- _Written problem_
Select every line containing the word "page" from the material, and copy those lines.
++++++++++++++++++++
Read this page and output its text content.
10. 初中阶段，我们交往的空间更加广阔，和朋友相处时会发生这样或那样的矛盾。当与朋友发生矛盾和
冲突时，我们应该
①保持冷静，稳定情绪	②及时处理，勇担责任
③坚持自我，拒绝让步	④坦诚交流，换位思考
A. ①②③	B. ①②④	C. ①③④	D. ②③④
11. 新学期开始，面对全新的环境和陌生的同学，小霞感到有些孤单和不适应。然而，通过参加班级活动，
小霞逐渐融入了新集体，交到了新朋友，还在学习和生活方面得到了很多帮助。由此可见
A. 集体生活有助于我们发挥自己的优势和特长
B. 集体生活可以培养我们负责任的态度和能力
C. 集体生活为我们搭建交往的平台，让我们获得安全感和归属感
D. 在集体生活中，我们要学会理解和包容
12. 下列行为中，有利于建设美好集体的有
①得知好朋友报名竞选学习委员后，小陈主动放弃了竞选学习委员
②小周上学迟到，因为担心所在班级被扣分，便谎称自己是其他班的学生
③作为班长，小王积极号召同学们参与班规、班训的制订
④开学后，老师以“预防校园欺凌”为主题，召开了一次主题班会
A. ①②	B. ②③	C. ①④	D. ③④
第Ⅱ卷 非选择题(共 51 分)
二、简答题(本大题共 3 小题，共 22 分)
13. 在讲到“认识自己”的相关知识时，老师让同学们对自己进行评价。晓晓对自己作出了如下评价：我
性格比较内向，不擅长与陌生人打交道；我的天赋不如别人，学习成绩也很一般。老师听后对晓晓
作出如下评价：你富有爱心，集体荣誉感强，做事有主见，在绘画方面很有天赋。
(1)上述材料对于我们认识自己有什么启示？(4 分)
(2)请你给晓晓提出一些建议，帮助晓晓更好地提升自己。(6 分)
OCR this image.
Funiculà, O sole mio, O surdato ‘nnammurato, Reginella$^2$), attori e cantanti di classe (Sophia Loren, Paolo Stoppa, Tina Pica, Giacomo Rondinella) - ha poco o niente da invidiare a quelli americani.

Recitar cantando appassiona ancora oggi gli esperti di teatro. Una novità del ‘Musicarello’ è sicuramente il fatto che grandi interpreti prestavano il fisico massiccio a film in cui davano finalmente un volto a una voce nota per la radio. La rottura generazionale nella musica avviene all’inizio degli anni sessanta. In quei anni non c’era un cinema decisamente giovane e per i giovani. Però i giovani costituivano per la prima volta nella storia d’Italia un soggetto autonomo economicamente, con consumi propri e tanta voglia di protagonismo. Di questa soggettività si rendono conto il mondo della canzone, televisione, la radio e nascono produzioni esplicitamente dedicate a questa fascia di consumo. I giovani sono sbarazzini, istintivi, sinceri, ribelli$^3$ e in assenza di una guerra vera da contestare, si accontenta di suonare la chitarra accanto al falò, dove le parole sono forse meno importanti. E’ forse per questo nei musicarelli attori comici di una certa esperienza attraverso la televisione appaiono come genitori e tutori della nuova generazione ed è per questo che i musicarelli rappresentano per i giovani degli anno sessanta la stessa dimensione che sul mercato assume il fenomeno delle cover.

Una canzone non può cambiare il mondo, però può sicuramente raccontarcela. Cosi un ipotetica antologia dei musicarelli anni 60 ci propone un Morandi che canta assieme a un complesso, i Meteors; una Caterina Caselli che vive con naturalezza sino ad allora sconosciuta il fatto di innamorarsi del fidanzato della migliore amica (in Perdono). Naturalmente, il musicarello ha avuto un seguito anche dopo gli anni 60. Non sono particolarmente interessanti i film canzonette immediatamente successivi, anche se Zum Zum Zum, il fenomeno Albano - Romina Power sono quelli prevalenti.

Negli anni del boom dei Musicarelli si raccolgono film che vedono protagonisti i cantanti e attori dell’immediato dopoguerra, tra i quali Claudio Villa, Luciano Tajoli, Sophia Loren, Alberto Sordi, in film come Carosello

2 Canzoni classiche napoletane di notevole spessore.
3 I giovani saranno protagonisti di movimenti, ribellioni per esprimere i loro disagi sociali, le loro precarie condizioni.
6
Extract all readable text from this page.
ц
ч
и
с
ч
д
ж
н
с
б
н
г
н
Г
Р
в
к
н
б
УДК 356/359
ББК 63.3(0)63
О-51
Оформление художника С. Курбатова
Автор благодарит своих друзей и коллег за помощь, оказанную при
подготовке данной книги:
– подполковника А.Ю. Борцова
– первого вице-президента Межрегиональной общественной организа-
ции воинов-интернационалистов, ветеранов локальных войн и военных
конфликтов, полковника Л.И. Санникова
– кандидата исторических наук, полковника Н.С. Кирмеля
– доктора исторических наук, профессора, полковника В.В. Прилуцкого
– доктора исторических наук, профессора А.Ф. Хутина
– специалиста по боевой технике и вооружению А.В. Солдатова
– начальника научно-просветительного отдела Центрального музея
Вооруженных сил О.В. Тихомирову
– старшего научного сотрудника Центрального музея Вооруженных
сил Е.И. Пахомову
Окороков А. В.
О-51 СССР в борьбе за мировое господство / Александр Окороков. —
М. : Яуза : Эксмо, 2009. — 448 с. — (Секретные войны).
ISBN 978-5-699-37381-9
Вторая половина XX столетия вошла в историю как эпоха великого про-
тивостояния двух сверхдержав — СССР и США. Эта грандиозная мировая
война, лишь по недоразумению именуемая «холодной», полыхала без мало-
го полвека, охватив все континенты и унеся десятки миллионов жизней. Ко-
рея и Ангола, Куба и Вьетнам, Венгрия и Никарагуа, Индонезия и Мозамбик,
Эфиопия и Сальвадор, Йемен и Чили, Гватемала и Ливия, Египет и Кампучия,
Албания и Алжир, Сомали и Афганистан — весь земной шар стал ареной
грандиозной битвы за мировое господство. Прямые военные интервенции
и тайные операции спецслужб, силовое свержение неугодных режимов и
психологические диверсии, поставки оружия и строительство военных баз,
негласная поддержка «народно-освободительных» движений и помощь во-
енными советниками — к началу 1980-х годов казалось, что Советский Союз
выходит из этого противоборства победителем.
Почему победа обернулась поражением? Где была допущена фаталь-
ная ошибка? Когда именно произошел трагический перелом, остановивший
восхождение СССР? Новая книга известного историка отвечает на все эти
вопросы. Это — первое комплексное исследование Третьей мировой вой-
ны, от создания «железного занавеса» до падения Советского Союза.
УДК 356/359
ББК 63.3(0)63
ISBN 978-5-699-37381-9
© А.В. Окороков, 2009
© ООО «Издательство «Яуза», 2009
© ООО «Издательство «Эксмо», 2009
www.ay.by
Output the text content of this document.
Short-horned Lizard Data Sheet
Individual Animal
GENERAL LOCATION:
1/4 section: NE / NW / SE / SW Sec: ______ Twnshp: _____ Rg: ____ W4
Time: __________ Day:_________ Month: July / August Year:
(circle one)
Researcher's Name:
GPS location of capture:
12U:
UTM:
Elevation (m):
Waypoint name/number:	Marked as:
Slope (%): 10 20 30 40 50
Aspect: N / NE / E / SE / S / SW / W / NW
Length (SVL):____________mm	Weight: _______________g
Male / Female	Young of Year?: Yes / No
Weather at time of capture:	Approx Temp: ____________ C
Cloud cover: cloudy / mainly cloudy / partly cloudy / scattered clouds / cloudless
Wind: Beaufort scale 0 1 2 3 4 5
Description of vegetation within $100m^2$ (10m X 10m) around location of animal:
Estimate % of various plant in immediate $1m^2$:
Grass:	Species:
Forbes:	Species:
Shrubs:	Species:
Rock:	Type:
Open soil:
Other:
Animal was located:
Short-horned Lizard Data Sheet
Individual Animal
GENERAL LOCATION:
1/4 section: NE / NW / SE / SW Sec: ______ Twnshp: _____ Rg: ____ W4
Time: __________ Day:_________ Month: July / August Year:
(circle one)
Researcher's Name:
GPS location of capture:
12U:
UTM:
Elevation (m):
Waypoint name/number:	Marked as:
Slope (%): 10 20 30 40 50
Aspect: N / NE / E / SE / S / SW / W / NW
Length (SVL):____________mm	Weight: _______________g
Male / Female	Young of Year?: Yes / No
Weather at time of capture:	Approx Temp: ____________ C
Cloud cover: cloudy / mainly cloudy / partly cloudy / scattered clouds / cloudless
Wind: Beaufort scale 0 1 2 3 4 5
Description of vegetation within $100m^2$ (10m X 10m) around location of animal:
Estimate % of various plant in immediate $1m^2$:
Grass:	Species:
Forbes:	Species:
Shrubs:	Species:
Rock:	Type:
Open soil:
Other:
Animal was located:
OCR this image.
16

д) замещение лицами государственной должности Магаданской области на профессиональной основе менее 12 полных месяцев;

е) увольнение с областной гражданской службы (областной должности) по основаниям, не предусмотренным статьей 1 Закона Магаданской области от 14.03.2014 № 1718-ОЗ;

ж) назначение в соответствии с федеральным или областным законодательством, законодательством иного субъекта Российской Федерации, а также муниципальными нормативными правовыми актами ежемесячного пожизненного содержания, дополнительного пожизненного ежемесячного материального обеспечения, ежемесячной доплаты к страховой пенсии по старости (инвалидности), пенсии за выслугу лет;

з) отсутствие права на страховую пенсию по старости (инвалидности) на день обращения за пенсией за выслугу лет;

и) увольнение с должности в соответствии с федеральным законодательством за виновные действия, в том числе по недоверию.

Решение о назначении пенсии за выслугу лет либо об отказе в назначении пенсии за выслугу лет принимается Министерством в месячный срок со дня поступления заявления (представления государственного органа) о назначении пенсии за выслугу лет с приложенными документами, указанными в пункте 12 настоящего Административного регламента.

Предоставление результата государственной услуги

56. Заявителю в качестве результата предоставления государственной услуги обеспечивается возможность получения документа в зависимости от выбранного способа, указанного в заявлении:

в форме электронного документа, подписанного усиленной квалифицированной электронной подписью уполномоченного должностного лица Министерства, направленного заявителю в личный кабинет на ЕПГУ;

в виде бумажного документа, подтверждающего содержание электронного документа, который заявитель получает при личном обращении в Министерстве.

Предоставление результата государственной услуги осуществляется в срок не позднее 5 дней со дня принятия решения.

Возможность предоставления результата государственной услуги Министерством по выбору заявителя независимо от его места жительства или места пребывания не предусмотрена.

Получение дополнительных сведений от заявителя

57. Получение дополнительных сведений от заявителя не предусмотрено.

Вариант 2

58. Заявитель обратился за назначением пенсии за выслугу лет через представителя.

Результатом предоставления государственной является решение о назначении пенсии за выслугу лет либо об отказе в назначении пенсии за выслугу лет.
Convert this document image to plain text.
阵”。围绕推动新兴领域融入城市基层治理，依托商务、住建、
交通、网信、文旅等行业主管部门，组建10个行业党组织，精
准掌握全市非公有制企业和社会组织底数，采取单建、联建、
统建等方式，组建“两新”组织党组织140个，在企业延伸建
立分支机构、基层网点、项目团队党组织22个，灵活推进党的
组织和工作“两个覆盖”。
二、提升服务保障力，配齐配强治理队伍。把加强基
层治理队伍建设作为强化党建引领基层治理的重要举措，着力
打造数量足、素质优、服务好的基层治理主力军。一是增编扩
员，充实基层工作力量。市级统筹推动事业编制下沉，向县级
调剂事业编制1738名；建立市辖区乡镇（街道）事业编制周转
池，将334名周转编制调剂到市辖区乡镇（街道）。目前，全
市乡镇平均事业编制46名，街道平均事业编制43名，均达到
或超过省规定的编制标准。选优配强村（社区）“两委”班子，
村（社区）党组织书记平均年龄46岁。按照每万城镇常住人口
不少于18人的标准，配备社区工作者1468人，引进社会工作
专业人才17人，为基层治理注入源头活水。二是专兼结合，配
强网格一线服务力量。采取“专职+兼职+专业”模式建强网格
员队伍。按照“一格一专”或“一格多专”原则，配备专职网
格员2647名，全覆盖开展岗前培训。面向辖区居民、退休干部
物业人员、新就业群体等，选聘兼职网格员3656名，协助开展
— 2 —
++++++++++++++++++++
- _Answer to the task_
Read this page and output its text content.
Extract all readable text from this page.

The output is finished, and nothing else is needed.